▶ [WHAT IS REQUIRED]: List every line in the items below that contains the word "register".

▶ [RECORD EXTRACTS]:
*****

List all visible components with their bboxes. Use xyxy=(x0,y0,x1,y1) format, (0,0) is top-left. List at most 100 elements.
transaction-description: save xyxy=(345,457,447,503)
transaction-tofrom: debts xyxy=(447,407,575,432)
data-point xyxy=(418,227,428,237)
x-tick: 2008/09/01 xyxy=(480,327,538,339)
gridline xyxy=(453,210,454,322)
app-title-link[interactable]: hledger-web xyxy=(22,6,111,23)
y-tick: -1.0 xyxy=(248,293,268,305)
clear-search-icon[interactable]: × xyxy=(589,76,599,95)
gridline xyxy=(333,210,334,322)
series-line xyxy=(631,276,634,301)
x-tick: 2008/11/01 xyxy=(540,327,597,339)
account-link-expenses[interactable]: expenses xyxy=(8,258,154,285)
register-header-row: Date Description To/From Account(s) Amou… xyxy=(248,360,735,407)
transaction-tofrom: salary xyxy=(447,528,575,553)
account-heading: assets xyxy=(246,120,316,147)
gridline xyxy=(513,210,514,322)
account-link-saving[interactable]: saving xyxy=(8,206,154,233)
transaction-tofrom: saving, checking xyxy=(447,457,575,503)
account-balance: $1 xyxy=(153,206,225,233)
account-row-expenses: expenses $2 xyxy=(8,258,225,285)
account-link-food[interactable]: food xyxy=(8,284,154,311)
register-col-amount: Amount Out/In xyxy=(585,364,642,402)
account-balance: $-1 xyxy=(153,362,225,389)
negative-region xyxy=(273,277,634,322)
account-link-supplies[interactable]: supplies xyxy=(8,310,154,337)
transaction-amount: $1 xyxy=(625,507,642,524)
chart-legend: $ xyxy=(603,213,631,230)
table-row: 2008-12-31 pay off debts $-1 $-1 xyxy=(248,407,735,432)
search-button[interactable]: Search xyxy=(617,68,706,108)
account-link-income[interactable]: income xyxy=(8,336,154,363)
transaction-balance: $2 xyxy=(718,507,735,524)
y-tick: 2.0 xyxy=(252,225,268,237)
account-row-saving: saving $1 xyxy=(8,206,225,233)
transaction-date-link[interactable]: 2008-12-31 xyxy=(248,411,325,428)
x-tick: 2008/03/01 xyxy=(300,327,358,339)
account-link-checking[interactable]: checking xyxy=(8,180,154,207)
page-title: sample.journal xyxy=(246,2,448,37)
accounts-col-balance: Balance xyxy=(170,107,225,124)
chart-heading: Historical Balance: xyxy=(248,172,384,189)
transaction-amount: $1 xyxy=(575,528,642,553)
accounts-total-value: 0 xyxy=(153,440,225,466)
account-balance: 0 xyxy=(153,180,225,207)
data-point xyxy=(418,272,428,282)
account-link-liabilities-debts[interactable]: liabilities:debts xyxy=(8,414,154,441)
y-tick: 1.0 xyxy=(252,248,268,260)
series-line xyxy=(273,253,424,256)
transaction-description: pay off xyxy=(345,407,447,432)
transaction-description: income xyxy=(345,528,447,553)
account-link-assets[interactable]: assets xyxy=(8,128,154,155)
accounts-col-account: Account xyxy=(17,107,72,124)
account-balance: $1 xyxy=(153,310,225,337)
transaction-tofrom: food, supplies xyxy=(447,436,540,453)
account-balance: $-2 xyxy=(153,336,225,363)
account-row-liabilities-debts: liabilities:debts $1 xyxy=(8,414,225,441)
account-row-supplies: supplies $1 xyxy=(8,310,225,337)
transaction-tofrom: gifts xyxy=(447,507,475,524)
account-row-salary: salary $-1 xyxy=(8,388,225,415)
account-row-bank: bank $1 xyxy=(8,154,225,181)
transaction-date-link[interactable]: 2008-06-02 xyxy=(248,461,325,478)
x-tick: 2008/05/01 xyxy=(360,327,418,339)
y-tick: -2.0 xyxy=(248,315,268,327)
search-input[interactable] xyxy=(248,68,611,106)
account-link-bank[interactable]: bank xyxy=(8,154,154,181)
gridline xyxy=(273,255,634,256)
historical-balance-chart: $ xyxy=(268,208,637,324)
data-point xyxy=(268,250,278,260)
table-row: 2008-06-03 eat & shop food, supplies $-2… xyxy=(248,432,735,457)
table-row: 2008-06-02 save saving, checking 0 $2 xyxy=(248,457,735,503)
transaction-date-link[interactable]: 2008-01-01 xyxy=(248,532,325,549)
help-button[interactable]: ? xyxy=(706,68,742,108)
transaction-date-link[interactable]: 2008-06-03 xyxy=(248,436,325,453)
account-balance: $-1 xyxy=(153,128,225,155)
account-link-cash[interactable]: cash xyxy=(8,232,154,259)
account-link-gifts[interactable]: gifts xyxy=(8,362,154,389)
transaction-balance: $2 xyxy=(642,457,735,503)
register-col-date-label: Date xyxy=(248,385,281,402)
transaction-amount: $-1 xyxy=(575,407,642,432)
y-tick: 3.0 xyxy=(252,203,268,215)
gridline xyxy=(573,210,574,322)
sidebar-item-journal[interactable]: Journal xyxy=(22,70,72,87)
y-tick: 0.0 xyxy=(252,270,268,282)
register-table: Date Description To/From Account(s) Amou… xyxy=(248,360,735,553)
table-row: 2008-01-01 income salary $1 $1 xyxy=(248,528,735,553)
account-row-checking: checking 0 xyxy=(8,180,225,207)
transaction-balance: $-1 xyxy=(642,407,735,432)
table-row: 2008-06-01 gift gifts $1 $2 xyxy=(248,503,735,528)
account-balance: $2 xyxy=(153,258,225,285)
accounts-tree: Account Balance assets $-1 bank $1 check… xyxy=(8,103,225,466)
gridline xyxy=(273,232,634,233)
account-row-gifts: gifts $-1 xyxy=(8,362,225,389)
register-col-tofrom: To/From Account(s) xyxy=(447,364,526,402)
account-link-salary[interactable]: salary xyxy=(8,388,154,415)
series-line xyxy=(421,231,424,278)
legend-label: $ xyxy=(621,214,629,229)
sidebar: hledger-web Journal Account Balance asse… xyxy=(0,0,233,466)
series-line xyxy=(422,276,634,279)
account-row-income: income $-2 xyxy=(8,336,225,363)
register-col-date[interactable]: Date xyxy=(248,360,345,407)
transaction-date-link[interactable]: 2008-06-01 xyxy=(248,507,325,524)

*****

▶ [ANSWER BELOW]:
register-header-row: Date Description To/From Account(s) Amou… xyxy=(248,360,735,407)
register-col-amount: Amount Out/In xyxy=(585,364,642,402)
register-col-date-label: Date xyxy=(248,385,281,402)
register-table: Date Description To/From Account(s) Amou… xyxy=(248,360,735,553)
register-col-tofrom: To/From Account(s) xyxy=(447,364,526,402)
register-col-date[interactable]: Date xyxy=(248,360,345,407)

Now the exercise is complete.